* [The problem] List all the lines in these records that hold "Gebrauch".

☆ ☆ ☆ ☆ ☆

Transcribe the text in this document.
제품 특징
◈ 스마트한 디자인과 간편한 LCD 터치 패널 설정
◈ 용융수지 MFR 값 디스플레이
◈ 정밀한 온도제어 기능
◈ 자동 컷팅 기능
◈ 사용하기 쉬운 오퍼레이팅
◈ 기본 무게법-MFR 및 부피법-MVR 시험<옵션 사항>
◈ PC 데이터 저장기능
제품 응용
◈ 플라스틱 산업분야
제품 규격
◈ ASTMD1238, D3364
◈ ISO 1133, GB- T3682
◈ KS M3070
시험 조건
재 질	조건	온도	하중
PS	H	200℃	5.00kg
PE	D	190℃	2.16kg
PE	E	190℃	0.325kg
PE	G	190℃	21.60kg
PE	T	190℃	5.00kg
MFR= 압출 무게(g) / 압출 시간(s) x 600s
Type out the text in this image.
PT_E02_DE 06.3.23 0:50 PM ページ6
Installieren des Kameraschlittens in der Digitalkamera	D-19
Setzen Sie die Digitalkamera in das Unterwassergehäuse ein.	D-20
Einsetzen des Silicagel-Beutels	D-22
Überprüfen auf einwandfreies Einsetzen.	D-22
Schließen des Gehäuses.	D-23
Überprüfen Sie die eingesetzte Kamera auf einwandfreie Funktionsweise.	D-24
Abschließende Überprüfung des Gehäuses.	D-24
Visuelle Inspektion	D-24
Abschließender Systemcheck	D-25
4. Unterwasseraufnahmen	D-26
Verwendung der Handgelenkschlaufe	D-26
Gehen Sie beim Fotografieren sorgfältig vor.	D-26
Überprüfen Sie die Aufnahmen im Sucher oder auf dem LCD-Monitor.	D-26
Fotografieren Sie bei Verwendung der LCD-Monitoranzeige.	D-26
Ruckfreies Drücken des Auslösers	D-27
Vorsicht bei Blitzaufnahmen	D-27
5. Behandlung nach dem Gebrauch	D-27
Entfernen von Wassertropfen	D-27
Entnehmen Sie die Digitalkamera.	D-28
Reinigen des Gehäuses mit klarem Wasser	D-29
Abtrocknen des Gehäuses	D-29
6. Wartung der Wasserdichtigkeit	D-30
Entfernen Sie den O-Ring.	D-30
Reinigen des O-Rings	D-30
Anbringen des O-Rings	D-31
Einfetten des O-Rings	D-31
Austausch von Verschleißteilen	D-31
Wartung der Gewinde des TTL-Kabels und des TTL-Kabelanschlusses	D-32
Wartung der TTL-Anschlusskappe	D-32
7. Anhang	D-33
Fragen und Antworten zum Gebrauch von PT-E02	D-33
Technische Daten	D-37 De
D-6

☆ ☆ ☆ ☆ ☆

* [Solution to the exercise]
5. Behandlung nach dem Gebrauch	D-27
Fragen und Antworten zum Gebrauch von PT-E02	D-33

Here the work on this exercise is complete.